* _À faire_:
1. D'après l'article sur l'opération SharQc, combien de requêtes préliminaires la défense a-t-elle déposées depuis un mois ?
2. Prolongez l'article sur les procès de l'opération SharQc à la suite de sa dernière phrase.

Trois ans après la plus vaste opération antimotards au Canada, baptisée SharQc, les grands procès devant jury ne sont toujours pas commencés. Or, depuis un mois, la défense a déposé pas moins de 99 requêtes préliminaires. La poursuite s'est ainsi retrouvée inondée par un déluge de demandes, dont quelques-unes plutôt inusitées.

Parmi les plus étonnantes, la défense demande que les jurés soient isolés dès leur sélection, et ce, jusqu'à la fin de ces procès pour meurtres. La poursuite s'y oppose.

Si le juge acquiesce à cette demande, cela signifie que les jurés devront vivre plus d'un an dans un hôtel, loin de leur famille. Leur sélection risque ainsi d'être compliquée.

Il est vrai qu'en vertu de la loi, l'isolement du jury (séquestration) constitue la règle. En pratique, cependant, c'est l'exception. Dès l'ouverture d'un procès, le juge ordonne la «séparation» du jury jusqu'aux délibérations. Ainsi, chaque soir, les jurés peuvent rentrer à la maison. Il leur est alors interdit de consulter les médias qui traitent de la cause.

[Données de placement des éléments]

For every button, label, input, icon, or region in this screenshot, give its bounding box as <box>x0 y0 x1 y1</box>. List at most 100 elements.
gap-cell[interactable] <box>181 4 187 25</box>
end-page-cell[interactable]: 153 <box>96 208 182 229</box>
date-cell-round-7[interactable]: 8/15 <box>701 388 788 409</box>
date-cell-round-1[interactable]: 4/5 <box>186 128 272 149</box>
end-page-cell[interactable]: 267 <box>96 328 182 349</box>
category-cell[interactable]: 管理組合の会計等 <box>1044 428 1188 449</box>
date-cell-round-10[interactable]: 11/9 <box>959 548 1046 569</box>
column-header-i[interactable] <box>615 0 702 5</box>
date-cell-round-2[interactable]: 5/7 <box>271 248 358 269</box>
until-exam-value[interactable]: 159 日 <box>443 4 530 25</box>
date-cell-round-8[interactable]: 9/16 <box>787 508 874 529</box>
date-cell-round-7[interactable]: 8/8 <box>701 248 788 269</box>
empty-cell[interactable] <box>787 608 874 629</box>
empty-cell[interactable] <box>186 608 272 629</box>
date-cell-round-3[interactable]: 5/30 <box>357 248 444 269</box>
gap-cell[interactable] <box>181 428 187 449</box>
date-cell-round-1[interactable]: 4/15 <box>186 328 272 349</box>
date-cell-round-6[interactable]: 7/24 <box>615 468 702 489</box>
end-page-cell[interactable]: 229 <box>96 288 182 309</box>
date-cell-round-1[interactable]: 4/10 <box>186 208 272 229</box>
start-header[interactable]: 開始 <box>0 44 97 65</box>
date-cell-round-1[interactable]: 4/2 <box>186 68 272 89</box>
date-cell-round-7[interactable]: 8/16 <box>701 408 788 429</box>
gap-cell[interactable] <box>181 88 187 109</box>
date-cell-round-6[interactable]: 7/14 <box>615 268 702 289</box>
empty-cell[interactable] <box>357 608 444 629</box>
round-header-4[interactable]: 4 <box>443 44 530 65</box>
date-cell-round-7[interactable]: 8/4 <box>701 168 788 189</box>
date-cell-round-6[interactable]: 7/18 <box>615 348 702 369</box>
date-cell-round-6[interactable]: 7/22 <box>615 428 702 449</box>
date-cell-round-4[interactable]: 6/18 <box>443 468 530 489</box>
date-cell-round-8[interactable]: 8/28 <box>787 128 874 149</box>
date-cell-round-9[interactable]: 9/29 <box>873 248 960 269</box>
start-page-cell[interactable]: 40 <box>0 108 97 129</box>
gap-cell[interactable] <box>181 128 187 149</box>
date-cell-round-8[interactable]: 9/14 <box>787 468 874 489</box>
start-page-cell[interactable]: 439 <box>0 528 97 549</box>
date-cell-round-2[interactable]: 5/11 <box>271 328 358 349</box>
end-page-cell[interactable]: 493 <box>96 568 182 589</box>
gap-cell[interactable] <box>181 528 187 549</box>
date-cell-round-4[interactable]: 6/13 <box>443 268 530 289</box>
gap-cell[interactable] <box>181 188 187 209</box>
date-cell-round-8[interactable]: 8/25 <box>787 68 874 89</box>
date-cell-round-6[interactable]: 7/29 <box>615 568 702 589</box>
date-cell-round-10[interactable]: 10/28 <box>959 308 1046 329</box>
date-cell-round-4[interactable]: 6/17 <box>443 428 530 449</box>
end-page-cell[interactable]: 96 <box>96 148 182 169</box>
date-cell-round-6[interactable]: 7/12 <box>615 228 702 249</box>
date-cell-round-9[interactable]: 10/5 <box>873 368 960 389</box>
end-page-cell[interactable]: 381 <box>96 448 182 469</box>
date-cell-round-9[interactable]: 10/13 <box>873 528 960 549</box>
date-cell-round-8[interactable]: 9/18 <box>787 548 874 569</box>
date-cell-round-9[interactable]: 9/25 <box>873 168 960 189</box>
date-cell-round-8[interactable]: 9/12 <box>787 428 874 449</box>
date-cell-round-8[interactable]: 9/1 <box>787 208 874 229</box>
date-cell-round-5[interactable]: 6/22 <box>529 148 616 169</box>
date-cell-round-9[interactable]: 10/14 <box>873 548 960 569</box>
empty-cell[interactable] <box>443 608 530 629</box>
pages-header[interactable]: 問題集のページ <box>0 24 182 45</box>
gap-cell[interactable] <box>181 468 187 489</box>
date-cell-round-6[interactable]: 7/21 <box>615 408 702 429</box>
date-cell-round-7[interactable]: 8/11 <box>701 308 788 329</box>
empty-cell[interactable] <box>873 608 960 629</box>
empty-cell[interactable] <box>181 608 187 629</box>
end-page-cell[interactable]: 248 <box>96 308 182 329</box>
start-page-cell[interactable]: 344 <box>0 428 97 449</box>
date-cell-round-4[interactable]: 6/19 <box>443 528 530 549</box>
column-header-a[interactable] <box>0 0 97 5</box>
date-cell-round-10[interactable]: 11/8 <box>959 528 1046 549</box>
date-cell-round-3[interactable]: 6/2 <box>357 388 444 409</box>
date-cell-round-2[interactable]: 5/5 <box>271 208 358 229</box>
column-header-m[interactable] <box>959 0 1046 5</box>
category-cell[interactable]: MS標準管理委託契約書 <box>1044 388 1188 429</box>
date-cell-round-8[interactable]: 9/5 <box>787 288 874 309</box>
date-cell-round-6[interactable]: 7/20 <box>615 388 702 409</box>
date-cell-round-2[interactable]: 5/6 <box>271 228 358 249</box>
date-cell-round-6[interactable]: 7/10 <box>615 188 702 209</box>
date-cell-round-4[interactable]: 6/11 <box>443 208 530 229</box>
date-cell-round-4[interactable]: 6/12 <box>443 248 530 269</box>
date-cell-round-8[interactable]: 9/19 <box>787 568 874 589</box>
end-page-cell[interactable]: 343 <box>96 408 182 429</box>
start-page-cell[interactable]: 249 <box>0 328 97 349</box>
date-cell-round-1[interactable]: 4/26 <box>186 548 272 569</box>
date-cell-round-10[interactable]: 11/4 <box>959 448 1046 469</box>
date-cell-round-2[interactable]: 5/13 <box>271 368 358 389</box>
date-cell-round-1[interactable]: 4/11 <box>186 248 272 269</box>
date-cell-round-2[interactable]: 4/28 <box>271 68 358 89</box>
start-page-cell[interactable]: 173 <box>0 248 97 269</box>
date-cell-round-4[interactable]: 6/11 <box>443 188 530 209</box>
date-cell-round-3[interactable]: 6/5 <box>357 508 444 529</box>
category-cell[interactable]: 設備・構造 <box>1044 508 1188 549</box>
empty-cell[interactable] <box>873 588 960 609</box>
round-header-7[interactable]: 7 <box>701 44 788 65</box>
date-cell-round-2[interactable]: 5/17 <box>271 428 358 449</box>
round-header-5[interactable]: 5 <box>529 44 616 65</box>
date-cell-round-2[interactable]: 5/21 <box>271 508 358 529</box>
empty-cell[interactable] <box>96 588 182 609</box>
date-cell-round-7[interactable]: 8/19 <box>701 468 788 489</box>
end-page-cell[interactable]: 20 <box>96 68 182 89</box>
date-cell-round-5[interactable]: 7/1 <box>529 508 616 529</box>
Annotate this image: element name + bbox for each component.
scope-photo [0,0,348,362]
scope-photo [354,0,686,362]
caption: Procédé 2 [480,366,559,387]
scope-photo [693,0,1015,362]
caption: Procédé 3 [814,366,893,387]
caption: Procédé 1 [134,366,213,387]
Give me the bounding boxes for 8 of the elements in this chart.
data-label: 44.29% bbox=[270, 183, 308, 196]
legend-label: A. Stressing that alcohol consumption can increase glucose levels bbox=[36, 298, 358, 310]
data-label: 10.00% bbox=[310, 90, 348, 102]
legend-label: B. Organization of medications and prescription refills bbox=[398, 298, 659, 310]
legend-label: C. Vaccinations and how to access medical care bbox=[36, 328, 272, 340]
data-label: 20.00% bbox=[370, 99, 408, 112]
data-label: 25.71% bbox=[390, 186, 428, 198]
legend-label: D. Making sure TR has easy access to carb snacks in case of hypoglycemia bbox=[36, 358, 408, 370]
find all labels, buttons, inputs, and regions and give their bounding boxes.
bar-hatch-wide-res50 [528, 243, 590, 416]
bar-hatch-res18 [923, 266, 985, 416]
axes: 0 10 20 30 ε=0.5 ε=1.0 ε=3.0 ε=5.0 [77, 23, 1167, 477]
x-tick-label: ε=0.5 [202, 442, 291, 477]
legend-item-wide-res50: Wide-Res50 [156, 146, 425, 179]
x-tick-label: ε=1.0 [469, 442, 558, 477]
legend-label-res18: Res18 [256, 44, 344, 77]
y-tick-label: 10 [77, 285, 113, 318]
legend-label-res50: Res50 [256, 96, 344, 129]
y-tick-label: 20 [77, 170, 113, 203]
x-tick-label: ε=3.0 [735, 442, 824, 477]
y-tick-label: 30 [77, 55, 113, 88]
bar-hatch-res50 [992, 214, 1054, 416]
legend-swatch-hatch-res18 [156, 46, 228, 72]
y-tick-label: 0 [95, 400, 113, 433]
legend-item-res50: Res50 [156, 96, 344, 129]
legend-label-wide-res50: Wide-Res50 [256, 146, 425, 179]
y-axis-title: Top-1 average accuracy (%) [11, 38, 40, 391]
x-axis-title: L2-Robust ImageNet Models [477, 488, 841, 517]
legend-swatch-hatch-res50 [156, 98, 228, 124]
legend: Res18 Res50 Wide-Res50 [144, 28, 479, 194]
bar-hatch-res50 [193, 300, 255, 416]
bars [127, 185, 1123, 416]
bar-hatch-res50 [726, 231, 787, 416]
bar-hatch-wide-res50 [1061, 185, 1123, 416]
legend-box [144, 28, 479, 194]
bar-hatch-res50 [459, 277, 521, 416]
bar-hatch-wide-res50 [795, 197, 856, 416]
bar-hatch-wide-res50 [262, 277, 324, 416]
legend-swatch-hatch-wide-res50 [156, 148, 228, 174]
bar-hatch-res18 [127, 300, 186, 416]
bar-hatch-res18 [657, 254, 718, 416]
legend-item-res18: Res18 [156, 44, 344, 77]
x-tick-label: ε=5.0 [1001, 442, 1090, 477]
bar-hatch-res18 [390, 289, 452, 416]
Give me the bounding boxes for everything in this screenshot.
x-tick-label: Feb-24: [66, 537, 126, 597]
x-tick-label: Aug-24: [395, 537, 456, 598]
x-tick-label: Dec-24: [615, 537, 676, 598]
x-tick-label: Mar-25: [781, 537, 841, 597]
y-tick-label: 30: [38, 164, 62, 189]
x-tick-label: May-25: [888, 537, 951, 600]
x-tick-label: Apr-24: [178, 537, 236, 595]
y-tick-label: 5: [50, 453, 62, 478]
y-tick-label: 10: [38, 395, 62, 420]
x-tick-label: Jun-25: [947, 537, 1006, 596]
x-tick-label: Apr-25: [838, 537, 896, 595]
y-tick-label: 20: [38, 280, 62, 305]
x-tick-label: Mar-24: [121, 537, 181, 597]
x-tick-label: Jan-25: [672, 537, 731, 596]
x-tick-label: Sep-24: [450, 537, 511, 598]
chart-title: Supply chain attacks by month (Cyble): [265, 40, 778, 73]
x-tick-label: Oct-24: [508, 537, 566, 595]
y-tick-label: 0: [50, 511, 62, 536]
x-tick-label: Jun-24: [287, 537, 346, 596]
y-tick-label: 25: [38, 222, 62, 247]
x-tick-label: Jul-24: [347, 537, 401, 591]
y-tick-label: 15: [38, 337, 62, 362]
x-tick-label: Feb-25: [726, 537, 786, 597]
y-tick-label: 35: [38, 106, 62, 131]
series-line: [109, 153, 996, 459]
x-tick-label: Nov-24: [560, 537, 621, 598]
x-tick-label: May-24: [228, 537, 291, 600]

* _Réponses_:
1. 99 requêtes préliminaires.

2.
Cette requête risque d'être présentée de plus en plus souvent, selon l'un des criminalistes au dossier, Me Marc Labelle. «Nous sommes à l'ère de l'internet, même si le juge avertit les jurés de ne pas lire le journal ou regarder la télé, il suffit d'aller sur Google pour tout savoir d'un accusé», explique l'avocat de défense.

«C'est sûr que ça va être extrêmement difficile de trouver des jurés qui accepteront d'être séquestrés si longtemps. C'est le problème de la poursuite. C'est le monstre qu'elle a créé en accusant autant de monde d'un coup», ajoute Me Labelle.

Loyer payé et vitre pare-balles

Les avocats des motards et de leurs acolytes se défendent bien de vouloir embourber le système. Ce sont les juges des premiers procès, James Brunton et Martin Vauclair, qui ont demandé que toutes les requêtes soient déposées avant le mois d'avril, disent-ils. Résultat: la Couronne en a reçu 99 en un seul mois.

À titre d'exemple, l'un des accusés de la section de Québec, Jacques Dumais, demande que l'État lui paie un loyer à Montréal durant tout le procès. En liberté sous caution, il affirme vivre trop loin de la métropole pour pouvoir voyager matin et soir.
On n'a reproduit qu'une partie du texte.